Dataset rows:
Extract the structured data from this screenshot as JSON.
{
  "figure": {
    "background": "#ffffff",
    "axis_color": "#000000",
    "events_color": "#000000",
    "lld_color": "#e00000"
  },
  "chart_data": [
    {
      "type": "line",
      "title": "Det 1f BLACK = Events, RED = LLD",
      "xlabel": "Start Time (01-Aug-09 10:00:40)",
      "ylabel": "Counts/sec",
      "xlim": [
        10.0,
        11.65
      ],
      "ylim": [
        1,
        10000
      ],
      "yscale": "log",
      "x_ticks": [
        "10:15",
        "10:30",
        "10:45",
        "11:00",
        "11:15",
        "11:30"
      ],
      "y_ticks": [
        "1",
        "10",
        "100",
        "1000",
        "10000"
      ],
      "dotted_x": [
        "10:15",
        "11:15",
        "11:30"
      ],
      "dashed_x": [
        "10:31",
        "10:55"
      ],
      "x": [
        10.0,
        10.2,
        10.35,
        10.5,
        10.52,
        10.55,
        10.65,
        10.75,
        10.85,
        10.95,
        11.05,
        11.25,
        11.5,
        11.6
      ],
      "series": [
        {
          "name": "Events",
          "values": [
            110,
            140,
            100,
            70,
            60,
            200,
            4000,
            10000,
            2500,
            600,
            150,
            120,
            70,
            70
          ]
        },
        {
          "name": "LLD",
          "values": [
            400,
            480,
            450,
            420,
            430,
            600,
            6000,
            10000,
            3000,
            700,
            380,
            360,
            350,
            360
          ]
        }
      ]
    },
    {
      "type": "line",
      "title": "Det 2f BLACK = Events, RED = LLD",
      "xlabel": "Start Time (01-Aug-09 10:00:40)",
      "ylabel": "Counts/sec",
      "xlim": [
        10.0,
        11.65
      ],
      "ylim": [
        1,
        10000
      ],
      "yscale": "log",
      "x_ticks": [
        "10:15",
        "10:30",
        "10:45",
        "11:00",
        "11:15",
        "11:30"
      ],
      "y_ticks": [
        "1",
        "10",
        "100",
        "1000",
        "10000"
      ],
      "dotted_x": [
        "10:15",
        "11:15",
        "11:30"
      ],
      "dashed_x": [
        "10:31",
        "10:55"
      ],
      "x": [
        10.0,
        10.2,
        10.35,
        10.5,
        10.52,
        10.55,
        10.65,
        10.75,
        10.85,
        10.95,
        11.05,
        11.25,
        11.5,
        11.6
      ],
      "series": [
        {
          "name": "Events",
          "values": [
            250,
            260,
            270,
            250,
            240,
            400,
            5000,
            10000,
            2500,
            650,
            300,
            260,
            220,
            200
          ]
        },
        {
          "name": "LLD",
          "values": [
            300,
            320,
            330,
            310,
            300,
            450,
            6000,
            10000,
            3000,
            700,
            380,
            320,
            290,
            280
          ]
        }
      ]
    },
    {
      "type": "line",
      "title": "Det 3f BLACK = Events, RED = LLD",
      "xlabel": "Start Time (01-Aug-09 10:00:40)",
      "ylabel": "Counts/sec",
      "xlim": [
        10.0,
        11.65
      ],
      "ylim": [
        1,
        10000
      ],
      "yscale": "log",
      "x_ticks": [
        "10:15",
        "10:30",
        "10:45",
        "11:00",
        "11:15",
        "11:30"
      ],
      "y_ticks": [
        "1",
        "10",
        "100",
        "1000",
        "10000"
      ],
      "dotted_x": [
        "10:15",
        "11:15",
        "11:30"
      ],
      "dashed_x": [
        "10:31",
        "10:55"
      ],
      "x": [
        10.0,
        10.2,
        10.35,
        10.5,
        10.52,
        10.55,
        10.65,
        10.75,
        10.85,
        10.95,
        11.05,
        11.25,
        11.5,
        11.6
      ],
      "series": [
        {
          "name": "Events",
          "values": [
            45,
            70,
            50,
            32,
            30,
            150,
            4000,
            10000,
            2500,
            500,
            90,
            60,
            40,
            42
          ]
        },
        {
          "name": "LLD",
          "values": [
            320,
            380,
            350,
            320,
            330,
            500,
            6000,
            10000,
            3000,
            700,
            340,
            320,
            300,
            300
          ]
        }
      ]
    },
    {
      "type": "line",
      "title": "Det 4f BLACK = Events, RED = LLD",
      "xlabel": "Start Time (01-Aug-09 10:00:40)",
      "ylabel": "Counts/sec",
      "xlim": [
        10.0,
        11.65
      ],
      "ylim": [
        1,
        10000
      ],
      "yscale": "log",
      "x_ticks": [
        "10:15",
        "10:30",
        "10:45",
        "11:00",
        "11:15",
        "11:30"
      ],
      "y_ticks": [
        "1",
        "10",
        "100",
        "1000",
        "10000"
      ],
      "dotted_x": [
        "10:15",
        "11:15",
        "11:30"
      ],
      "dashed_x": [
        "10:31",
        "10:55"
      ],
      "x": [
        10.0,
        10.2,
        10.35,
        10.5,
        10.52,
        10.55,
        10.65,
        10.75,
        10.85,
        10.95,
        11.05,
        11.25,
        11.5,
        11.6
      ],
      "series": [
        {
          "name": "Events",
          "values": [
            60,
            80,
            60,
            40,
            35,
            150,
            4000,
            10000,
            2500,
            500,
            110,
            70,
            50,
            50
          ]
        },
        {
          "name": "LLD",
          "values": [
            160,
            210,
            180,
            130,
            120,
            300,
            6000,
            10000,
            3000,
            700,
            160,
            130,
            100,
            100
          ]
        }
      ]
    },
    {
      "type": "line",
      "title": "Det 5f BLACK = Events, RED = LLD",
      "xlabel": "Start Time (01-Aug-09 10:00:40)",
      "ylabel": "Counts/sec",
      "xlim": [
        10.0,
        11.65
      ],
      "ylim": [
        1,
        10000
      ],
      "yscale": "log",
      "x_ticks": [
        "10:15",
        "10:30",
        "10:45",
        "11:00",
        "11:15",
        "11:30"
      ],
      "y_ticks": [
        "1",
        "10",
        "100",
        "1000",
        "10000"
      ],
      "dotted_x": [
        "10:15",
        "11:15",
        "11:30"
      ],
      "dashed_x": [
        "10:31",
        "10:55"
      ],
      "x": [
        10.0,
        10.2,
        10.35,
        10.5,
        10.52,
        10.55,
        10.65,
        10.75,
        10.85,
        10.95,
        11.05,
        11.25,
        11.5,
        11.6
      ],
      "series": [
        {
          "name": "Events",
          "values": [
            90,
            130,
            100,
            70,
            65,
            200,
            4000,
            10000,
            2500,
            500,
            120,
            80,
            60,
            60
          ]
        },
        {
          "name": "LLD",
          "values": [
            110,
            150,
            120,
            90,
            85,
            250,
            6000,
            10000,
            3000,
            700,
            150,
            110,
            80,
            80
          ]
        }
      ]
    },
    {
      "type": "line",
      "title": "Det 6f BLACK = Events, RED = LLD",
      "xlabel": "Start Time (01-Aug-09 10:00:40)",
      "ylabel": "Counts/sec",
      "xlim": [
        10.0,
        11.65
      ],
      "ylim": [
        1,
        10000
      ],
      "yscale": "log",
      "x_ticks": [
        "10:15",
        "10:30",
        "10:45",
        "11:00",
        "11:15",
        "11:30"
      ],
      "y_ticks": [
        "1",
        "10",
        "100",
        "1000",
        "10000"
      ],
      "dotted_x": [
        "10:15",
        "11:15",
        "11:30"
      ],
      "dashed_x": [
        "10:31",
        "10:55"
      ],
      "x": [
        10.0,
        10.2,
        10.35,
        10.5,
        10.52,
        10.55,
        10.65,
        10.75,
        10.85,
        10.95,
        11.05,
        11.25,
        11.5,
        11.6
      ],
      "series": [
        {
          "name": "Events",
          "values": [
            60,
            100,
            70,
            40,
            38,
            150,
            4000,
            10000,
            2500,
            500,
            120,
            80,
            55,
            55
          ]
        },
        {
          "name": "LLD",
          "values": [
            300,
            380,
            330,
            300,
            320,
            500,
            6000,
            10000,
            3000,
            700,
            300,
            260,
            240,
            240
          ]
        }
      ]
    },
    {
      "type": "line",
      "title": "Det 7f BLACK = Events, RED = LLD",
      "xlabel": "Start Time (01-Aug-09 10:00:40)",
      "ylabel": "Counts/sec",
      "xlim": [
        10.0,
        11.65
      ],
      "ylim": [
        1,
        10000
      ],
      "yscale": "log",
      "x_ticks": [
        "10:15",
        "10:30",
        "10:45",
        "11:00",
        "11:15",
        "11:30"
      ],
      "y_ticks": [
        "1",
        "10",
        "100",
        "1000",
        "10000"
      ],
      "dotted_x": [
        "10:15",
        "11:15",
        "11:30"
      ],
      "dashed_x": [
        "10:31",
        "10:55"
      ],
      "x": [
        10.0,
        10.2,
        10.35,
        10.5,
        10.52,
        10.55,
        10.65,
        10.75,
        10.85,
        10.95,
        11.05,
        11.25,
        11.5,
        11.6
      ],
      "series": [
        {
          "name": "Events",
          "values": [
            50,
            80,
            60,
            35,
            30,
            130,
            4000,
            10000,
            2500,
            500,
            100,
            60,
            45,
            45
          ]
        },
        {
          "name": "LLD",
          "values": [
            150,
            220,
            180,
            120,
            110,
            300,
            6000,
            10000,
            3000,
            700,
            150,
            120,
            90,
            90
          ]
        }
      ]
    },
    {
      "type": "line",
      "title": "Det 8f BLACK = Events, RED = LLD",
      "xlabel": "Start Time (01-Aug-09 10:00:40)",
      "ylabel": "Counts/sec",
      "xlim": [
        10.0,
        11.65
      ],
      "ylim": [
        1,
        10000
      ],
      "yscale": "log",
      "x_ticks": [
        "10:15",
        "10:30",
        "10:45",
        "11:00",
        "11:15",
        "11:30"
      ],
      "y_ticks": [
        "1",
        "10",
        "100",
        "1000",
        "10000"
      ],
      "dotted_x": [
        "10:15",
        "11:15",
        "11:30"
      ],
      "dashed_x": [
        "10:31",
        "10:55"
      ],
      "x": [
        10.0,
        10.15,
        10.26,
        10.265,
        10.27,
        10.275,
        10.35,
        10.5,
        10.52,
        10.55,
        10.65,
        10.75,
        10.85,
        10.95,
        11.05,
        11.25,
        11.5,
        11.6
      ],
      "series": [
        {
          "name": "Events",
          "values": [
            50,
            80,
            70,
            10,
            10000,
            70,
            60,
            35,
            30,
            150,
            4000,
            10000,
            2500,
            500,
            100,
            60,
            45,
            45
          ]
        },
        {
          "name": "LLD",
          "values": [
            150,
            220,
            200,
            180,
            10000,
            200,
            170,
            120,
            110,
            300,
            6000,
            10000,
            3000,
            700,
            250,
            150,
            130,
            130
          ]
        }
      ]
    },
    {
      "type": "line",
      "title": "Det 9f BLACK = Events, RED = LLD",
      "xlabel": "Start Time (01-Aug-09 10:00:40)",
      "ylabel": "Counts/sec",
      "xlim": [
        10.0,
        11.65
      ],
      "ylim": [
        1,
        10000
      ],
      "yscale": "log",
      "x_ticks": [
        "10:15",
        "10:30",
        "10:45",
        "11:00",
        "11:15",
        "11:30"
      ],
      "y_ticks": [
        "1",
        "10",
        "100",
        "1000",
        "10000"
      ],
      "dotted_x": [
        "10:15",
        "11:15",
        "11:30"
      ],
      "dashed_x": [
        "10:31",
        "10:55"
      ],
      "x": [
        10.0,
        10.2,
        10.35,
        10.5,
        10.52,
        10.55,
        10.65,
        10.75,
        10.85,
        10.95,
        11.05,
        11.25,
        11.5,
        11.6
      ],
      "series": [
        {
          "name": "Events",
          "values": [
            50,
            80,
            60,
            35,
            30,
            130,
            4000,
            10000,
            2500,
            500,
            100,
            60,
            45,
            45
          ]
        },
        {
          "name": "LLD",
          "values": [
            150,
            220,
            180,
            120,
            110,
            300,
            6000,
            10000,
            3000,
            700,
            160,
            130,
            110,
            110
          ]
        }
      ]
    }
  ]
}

• _INSTRUCTIONS TO FOLLOW_:
Using the records above, copy each line that contains "BLACK".

• _RESPONSE FOR THIS EXERCISE_:
      "title": "Det 1f BLACK = Events, RED = LLD",
      "title": "Det 2f BLACK = Events, RED = LLD",
      "title": "Det 3f BLACK = Events, RED = LLD",
      "title": "Det 4f BLACK = Events, RED = LLD",
      "title": "Det 5f BLACK = Events, RED = LLD",
      "title": "Det 6f BLACK = Events, RED = LLD",
      "title": "Det 7f BLACK = Events, RED = LLD",
      "title": "Det 8f BLACK = Events, RED = LLD",
      "title": "Det 9f BLACK = Events, RED = LLD",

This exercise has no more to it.